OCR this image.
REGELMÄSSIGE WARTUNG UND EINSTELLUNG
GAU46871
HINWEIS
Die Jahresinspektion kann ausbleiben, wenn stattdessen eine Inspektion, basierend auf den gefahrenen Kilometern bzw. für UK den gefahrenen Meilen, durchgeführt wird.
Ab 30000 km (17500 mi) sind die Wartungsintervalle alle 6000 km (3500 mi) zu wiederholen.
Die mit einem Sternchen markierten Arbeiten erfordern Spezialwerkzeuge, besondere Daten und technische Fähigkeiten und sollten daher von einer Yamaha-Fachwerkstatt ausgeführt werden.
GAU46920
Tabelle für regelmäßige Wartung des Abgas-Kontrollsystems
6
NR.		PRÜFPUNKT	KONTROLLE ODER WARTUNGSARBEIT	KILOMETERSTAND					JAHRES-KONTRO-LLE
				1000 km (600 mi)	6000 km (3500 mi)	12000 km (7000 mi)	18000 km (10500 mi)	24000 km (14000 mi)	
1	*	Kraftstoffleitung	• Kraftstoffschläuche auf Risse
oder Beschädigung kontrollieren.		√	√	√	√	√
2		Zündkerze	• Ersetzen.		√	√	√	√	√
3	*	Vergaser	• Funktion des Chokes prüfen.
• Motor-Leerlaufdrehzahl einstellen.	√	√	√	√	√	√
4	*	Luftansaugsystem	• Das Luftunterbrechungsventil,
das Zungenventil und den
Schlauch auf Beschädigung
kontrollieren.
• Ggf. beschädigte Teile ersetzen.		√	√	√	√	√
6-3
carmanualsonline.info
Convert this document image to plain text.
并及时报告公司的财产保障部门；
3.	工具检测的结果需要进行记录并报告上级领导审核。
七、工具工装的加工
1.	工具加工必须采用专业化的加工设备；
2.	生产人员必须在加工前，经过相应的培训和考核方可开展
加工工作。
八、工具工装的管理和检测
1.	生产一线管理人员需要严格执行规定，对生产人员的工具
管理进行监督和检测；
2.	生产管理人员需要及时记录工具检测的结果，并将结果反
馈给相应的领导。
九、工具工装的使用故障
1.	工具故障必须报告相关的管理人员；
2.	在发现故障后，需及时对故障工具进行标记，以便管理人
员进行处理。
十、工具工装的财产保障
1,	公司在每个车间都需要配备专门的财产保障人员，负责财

· · · ·

**Exercise description:** Write the entire listing out again, word for word.

**Answer to this problem:**
OCR this image.
REGELMÄSSIGE WARTUNG UND EINSTELLUNG
GAU46871
HINWEIS
Die Jahresinspektion kann ausbleiben, wenn stattdessen eine Inspektion, basierend auf den gefahrenen Kilometern bzw. für UK den gefahrenen Meilen, durchgeführt wird.
Ab 30000 km (17500 mi) sind die Wartungsintervalle alle 6000 km (3500 mi) zu wiederholen.
Die mit einem Sternchen markierten Arbeiten erfordern Spezialwerkzeuge, besondere Daten und technische Fähigkeiten und sollten daher von einer Yamaha-Fachwerkstatt ausgeführt werden.
GAU46920
Tabelle für regelmäßige Wartung des Abgas-Kontrollsystems
6
NR.		PRÜFPUNKT	KONTROLLE ODER WARTUNGSARBEIT	KILOMETERSTAND					JAHRES-KONTRO-LLE
				1000 km (600 mi)	6000 km (3500 mi)	12000 km (7000 mi)	18000 km (10500 mi)	24000 km (14000 mi)	
1	*	Kraftstoffleitung	• Kraftstoffschläuche auf Risse
oder Beschädigung kontrollieren.		√	√	√	√	√
2		Zündkerze	• Ersetzen.		√	√	√	√	√
3	*	Vergaser	• Funktion des Chokes prüfen.
• Motor-Leerlaufdrehzahl einstellen.	√	√	√	√	√	√
4	*	Luftansaugsystem	• Das Luftunterbrechungsventil,
das Zungenventil und den
Schlauch auf Beschädigung
kontrollieren.
• Ggf. beschädigte Teile ersetzen.		√	√	√	√	√
6-3
carmanualsonline.info
Convert this document image to plain text.
并及时报告公司的财产保障部门；
3.	工具检测的结果需要进行记录并报告上级领导审核。
七、工具工装的加工
1.	工具加工必须采用专业化的加工设备；
2.	生产人员必须在加工前，经过相应的培训和考核方可开展
加工工作。
八、工具工装的管理和检测
1.	生产一线管理人员需要严格执行规定，对生产人员的工具
管理进行监督和检测；
2.	生产管理人员需要及时记录工具检测的结果，并将结果反
馈给相应的领导。
九、工具工装的使用故障
1.	工具故障必须报告相关的管理人员；
2.	在发现故障后，需及时对故障工具进行标记，以便管理人
员进行处理。
十、工具工装的财产保障
1,	公司在每个车间都需要配备专门的财产保障人员，负责财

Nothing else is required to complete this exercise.